>>>

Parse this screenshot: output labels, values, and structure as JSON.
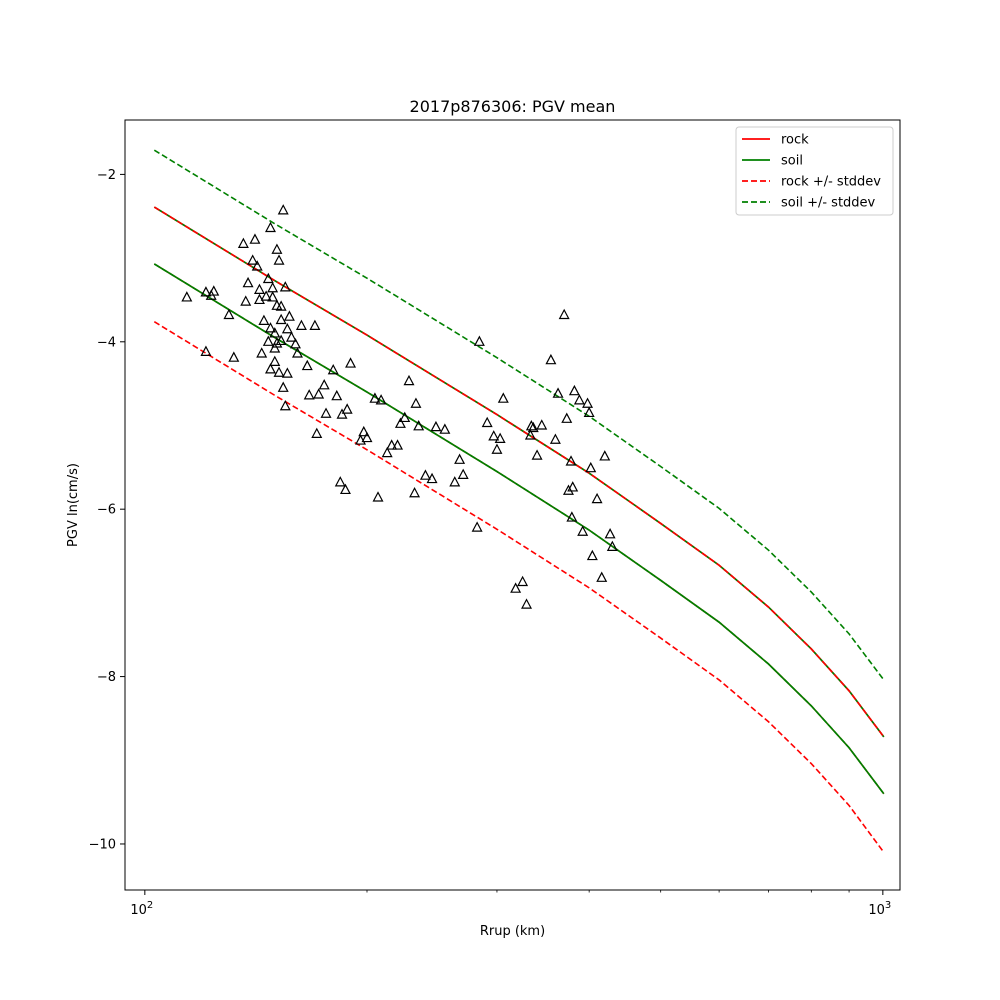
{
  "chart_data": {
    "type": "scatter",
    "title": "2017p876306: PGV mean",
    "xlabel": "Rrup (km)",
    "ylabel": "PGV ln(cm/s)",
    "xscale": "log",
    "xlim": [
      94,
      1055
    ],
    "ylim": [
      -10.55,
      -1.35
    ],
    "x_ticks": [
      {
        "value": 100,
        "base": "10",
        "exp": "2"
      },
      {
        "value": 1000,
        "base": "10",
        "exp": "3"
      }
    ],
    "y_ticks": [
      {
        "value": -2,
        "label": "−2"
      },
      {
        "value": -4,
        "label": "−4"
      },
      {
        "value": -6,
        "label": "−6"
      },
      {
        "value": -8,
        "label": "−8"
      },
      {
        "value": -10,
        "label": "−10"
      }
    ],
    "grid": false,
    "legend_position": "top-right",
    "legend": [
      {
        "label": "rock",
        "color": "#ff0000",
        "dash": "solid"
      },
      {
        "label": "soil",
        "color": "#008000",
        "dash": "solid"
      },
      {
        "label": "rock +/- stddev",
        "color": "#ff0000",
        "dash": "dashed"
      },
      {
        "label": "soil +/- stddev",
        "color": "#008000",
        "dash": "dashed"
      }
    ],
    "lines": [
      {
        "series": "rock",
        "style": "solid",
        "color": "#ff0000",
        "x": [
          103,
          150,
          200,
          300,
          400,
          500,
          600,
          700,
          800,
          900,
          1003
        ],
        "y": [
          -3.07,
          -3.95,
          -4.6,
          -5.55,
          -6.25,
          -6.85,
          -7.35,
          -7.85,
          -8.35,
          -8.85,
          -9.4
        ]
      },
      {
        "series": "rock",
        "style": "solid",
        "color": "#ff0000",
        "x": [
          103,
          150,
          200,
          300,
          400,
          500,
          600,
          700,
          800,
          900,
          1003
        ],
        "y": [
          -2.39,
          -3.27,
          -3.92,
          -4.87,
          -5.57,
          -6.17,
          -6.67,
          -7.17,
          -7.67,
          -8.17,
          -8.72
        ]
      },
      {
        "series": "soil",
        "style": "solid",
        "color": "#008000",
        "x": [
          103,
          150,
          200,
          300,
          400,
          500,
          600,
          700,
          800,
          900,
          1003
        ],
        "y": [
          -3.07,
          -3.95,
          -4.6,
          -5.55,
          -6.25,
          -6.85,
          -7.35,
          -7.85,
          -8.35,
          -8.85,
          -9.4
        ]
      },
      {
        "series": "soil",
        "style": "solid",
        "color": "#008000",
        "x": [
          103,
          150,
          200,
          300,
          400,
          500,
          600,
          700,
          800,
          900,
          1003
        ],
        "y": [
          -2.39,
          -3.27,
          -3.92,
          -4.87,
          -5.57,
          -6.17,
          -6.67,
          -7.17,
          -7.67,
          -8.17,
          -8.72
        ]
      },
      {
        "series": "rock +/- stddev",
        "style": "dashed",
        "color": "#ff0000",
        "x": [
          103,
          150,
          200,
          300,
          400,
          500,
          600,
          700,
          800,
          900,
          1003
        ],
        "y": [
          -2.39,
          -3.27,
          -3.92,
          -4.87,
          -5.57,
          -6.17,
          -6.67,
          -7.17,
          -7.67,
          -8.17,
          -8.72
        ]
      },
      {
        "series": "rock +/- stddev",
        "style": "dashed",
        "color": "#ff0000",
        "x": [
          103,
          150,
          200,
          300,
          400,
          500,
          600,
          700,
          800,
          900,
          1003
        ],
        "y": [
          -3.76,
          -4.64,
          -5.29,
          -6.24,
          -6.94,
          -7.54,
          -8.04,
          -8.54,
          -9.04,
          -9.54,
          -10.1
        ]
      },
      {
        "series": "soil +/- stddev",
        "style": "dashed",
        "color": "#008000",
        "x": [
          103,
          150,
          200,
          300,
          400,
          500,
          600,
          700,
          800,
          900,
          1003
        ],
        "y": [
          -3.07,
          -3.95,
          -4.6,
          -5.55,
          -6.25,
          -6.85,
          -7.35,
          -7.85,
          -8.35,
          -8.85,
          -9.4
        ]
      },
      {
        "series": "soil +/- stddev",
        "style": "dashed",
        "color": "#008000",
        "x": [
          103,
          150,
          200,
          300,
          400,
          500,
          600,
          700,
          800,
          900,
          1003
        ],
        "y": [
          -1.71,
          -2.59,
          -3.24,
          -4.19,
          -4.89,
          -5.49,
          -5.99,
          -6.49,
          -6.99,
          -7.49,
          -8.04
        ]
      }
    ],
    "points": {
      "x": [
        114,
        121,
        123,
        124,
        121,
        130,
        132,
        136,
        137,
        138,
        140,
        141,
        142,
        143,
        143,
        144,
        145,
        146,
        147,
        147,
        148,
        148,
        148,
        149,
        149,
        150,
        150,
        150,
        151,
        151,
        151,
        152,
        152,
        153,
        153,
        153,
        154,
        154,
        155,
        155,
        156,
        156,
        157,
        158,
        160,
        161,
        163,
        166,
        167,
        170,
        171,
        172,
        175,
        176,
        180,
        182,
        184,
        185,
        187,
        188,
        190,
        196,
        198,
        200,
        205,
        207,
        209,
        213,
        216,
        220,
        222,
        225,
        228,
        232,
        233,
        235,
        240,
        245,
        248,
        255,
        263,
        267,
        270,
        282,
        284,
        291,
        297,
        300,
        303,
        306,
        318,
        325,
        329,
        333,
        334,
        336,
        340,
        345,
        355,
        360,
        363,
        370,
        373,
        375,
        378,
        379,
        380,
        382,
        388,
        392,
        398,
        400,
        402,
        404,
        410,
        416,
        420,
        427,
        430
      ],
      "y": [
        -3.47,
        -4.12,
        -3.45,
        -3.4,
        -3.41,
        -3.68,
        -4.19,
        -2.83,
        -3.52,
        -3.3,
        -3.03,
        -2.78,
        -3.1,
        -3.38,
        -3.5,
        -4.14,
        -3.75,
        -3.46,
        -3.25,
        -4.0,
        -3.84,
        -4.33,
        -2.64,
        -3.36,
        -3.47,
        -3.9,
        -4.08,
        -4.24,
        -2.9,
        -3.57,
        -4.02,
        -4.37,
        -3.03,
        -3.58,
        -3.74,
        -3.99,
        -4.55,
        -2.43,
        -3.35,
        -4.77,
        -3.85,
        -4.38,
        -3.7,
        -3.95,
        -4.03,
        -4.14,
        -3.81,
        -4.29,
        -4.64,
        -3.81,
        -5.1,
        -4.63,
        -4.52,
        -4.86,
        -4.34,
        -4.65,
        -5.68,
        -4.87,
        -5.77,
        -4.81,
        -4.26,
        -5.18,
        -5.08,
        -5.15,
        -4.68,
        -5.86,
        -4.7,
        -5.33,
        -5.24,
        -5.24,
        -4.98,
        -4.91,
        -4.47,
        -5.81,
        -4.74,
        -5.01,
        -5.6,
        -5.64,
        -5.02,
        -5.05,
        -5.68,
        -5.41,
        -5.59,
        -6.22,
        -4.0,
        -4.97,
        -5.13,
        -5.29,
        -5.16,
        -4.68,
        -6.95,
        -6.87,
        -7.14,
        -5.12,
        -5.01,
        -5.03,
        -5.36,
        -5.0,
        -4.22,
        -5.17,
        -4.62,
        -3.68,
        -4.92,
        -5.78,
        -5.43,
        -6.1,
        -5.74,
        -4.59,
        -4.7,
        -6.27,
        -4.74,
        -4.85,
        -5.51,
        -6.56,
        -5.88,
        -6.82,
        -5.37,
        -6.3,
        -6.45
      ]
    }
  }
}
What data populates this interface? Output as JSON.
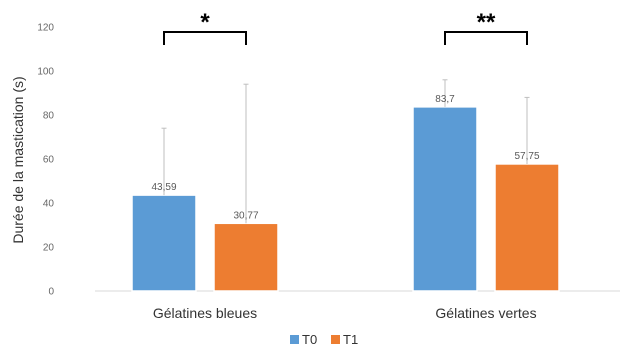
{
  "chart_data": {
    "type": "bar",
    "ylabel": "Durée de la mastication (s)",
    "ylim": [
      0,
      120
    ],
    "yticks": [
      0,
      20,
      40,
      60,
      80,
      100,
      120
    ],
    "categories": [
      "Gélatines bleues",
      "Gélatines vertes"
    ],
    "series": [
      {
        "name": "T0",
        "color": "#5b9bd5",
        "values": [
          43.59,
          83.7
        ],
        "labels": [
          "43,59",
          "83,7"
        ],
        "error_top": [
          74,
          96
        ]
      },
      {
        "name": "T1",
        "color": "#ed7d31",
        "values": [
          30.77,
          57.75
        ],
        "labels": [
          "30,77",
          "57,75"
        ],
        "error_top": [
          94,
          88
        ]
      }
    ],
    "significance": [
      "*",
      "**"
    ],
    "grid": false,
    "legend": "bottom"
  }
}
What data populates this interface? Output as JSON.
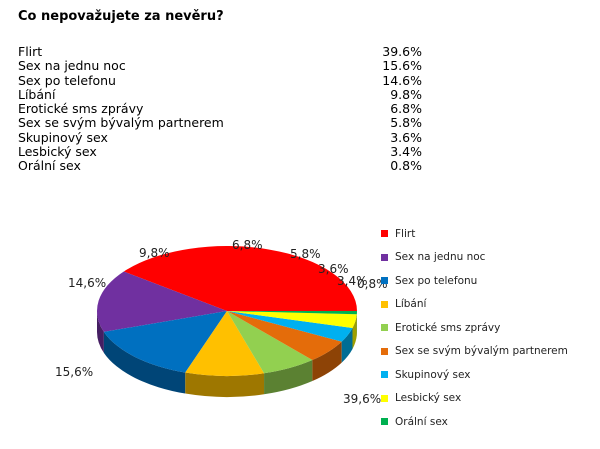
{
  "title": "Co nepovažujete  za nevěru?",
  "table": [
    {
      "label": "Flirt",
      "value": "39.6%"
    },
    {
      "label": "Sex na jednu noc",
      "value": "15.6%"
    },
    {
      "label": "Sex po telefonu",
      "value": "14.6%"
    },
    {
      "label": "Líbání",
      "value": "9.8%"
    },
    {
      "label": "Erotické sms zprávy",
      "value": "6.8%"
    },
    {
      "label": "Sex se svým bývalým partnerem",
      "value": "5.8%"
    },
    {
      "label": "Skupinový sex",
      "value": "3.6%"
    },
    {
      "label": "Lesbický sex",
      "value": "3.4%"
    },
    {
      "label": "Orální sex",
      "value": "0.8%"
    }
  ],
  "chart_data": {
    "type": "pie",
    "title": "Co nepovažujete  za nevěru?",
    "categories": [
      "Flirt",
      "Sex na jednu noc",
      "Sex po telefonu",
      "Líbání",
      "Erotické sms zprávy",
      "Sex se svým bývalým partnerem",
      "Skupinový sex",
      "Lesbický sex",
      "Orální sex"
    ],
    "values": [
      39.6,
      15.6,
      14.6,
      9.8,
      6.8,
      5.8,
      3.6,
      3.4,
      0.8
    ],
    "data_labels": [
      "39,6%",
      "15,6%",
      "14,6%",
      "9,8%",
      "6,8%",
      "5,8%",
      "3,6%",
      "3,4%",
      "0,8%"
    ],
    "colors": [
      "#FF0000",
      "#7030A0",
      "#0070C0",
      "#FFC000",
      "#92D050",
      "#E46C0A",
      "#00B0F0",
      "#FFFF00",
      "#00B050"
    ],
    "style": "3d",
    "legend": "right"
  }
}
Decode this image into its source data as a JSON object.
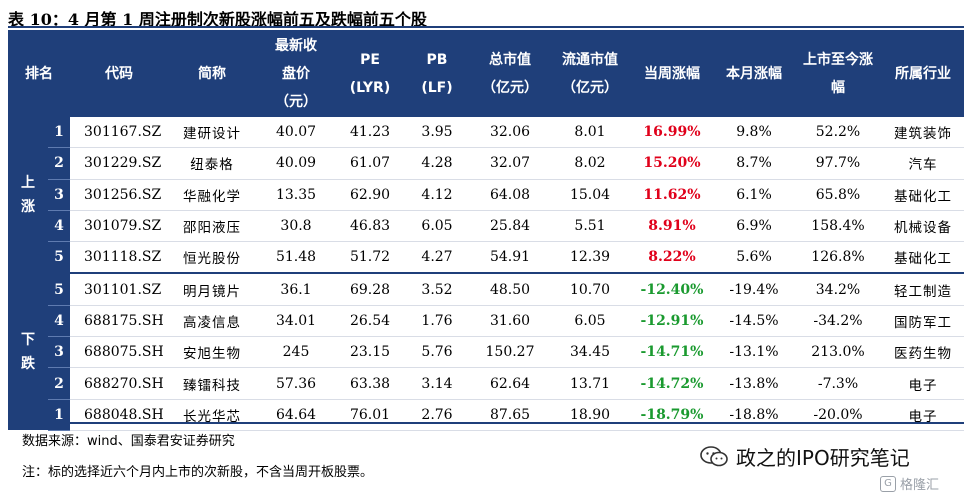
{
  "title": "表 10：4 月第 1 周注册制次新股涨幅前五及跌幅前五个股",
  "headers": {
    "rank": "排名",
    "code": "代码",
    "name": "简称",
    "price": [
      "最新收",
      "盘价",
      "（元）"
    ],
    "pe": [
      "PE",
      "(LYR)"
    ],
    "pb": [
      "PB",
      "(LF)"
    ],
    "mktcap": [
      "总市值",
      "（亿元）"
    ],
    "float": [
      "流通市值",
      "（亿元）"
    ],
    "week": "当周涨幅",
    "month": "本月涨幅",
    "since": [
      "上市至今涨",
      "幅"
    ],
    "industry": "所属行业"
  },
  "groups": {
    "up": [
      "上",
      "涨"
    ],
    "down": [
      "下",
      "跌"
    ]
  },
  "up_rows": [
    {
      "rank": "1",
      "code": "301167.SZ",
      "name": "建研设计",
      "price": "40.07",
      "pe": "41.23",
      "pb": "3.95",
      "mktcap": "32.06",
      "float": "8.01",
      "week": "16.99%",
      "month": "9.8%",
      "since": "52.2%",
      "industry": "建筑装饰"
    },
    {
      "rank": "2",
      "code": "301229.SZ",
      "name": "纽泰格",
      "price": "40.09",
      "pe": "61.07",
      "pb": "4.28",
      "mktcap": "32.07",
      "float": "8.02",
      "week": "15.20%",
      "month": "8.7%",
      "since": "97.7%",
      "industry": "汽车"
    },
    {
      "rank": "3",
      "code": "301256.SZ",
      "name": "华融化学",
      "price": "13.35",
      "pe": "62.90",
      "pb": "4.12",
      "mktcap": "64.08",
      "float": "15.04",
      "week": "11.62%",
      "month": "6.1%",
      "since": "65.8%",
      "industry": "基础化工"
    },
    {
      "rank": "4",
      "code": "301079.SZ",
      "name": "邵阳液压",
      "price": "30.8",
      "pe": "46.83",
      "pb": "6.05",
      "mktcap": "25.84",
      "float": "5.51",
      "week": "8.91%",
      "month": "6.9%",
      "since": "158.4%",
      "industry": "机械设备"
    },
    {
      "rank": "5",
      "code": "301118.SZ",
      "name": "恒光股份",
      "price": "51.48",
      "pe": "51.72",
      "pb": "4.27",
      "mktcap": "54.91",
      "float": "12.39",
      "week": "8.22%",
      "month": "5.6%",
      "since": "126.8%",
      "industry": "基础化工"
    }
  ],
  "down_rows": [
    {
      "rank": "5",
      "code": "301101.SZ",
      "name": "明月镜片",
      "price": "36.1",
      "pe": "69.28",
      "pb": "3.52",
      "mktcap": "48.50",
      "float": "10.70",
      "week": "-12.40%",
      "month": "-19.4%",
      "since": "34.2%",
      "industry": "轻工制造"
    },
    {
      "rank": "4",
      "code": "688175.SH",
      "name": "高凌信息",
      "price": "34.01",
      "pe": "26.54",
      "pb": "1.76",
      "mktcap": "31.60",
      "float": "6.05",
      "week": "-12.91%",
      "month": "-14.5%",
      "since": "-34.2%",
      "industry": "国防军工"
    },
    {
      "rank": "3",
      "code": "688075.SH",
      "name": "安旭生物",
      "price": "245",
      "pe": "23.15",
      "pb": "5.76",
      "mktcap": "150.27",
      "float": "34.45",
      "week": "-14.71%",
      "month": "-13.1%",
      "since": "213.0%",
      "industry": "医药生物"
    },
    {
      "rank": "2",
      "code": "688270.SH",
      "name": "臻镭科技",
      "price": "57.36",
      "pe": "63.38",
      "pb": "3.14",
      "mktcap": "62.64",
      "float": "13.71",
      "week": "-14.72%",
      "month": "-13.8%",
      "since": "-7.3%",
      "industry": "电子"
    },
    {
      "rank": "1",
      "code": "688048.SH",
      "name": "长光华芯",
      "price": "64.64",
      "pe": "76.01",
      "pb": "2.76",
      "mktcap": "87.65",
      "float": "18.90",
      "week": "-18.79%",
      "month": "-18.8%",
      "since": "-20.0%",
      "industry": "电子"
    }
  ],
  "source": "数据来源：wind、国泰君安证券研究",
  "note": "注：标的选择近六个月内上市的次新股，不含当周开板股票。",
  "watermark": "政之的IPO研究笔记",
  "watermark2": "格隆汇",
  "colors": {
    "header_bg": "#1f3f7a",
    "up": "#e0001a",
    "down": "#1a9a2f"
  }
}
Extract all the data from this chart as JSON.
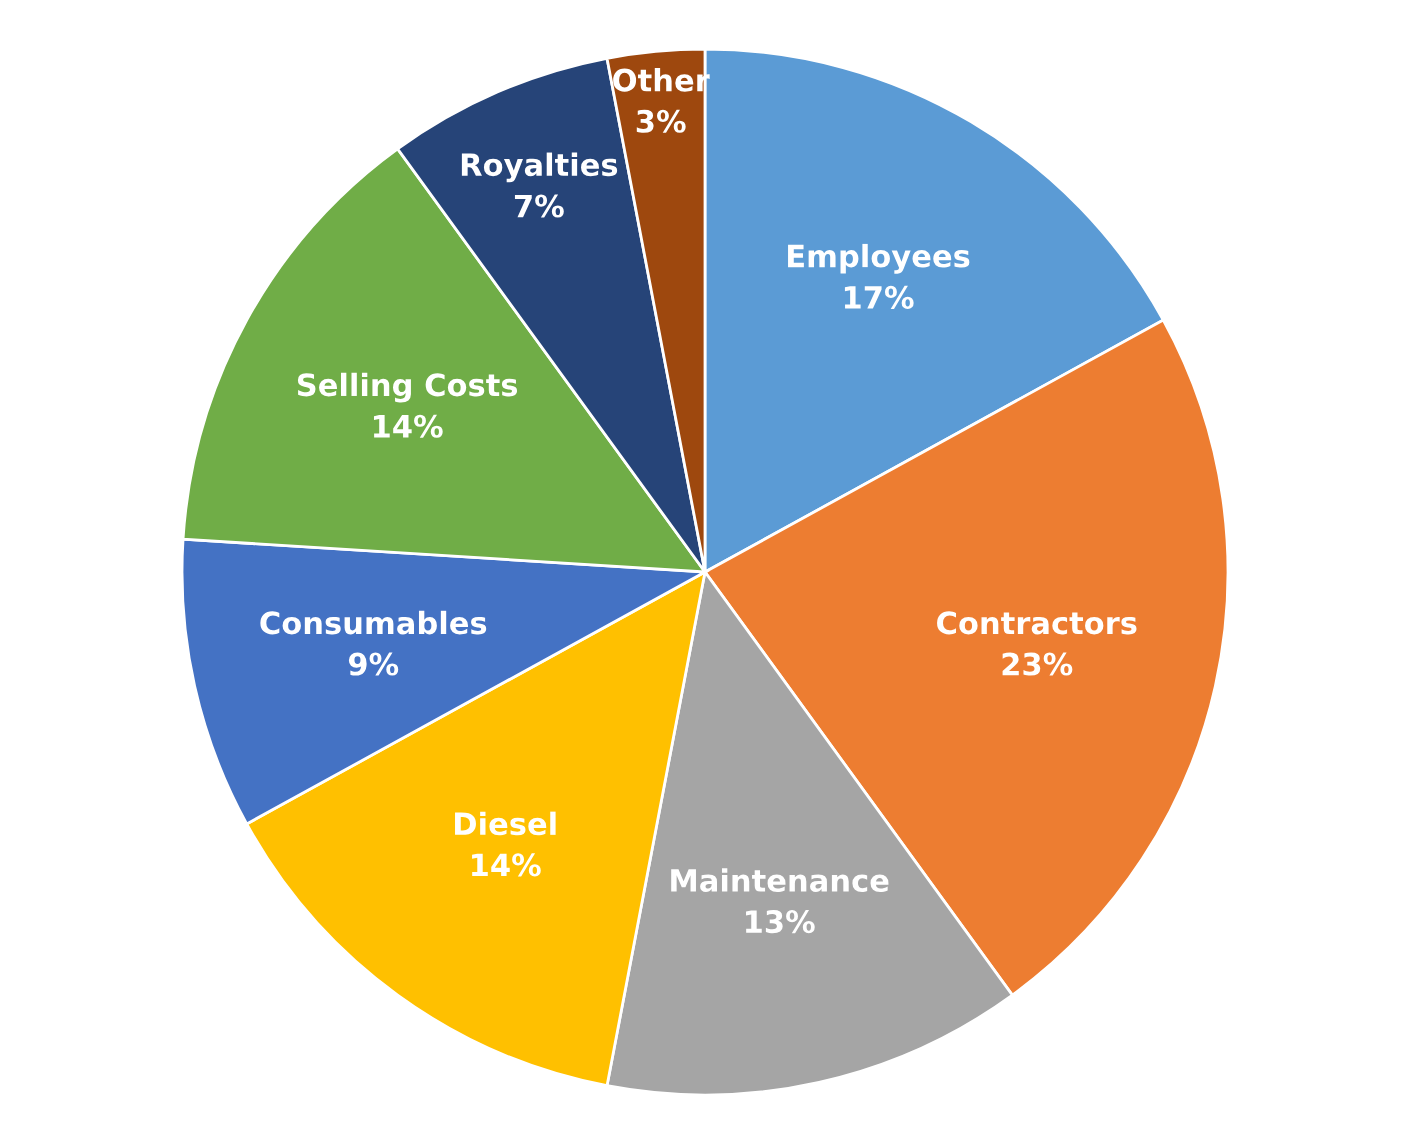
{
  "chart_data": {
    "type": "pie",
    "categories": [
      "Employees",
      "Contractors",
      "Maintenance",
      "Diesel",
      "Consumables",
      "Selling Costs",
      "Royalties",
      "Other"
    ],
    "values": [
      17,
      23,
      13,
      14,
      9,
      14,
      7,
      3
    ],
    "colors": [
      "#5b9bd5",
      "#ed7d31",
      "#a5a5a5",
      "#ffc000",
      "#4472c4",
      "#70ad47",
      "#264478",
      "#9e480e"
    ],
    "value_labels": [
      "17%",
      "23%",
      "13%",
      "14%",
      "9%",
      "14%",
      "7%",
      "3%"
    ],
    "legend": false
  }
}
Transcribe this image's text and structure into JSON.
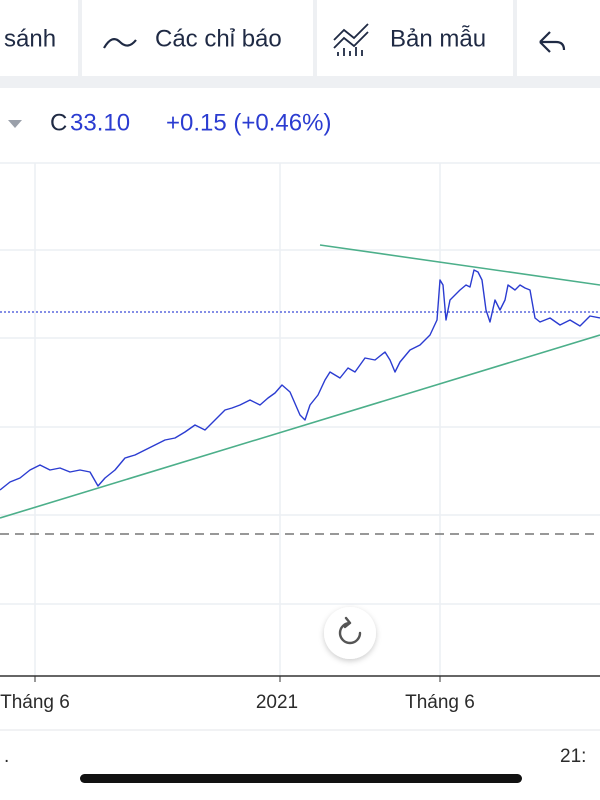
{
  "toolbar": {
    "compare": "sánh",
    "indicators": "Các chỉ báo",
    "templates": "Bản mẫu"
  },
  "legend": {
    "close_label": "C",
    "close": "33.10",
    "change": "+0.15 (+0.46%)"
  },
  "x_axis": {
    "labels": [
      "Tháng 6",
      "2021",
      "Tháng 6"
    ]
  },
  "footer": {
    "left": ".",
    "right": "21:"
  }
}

<<<

■ **PROMPT**
Say how many lines contain the string "industry", giving nothing but the count.

■ **RIGHT ANSWER**
11